**Problem requirements:**
Reproduce the data verbatim, beginning at its first line and stopping after the line that contains "tools-palette: ➤ ⊕", with both of those lines included.

**Recorded data:**
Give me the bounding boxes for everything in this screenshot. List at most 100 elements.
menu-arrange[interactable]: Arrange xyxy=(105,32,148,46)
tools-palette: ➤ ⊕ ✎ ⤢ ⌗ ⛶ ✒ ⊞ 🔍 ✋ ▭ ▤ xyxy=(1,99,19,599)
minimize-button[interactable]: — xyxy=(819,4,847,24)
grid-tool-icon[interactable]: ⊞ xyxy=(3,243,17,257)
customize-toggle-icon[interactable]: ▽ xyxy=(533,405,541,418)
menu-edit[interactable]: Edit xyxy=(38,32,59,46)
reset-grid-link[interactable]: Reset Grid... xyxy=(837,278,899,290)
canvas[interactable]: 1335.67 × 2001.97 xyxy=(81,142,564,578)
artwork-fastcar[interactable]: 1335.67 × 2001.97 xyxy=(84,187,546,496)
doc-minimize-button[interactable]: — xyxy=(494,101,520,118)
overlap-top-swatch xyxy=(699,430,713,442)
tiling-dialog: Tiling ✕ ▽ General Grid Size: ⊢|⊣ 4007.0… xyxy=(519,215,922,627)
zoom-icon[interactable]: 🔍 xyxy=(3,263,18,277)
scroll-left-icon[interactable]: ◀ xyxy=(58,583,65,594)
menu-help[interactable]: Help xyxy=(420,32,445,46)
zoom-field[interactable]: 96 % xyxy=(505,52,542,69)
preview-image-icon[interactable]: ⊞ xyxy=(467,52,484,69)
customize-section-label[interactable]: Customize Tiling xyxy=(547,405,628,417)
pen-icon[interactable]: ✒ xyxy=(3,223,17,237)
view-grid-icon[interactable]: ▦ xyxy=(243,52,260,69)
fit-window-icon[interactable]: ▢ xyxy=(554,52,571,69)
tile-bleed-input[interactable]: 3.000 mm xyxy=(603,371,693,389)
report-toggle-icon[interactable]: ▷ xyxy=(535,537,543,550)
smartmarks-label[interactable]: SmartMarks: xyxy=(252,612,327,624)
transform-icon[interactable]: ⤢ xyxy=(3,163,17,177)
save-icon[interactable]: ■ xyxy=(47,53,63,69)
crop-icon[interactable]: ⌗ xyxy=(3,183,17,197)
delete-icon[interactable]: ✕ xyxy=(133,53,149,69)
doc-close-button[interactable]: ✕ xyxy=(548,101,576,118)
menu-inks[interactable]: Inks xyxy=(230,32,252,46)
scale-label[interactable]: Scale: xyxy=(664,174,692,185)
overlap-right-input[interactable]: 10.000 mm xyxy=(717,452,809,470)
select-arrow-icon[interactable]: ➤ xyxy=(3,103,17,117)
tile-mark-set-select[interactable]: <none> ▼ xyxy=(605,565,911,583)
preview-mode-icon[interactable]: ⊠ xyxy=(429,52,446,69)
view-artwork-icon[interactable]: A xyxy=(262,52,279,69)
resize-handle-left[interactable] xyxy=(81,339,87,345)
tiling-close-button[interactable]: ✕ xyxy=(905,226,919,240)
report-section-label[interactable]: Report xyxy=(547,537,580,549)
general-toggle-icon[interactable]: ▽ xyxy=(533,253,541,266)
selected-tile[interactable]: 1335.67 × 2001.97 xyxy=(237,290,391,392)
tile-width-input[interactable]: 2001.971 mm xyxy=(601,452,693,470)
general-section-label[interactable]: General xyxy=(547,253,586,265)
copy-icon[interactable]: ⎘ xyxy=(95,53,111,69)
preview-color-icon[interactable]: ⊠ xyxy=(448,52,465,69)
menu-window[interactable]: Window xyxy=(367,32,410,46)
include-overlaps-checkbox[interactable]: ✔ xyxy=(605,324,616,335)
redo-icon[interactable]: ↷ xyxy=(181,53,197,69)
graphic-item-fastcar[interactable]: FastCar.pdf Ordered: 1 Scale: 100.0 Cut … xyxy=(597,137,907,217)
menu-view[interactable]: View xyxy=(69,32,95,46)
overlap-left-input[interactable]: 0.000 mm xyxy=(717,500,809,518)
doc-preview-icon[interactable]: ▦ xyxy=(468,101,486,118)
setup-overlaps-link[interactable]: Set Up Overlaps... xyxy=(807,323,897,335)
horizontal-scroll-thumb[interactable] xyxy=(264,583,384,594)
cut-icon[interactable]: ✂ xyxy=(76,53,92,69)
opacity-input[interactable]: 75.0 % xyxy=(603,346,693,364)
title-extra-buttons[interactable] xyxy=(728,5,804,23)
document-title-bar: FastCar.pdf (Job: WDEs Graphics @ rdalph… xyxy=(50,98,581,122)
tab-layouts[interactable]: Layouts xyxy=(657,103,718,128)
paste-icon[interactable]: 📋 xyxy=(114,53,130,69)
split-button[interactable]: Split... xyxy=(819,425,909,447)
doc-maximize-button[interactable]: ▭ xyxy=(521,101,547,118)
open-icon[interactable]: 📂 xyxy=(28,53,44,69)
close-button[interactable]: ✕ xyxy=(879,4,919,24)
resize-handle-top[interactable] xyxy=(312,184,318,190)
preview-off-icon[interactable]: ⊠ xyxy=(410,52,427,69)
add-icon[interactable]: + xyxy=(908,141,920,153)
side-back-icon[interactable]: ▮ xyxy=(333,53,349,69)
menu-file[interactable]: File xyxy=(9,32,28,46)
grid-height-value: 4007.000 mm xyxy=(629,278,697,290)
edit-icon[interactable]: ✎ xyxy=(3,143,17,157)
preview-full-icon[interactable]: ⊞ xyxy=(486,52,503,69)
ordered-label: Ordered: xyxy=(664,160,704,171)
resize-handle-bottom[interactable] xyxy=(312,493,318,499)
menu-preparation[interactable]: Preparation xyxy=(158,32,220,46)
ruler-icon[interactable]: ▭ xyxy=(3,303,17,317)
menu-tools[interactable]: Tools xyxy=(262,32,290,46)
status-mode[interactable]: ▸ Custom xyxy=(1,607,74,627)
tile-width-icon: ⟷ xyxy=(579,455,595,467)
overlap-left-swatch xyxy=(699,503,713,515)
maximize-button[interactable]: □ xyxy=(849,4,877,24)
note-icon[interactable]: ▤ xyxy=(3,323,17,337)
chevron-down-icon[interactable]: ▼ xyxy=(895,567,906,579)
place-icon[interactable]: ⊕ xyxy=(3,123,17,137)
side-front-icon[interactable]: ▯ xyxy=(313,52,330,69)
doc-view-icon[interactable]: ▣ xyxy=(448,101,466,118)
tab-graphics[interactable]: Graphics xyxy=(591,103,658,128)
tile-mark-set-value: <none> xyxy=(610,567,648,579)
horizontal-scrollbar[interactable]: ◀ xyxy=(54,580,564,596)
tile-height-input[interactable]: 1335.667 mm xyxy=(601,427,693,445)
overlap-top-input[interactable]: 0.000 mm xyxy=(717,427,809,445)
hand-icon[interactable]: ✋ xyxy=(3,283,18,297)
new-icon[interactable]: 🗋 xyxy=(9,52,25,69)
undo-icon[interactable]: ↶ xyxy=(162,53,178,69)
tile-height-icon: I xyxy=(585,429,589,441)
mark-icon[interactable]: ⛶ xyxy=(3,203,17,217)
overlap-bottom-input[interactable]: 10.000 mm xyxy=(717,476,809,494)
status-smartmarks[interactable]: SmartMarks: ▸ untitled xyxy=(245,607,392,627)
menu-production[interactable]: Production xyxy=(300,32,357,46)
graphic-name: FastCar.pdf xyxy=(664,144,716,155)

**Response for this exercise:**
Give me the bounding boxes for everything in this screenshot. List at most 100 elements.
menu-arrange[interactable]: Arrange xyxy=(105,32,148,46)
tools-palette: ➤ ⊕ ✎ ⤢ ⌗ ⛶ ✒ ⊞ 🔍 ✋ ▭ ▤ xyxy=(1,99,19,599)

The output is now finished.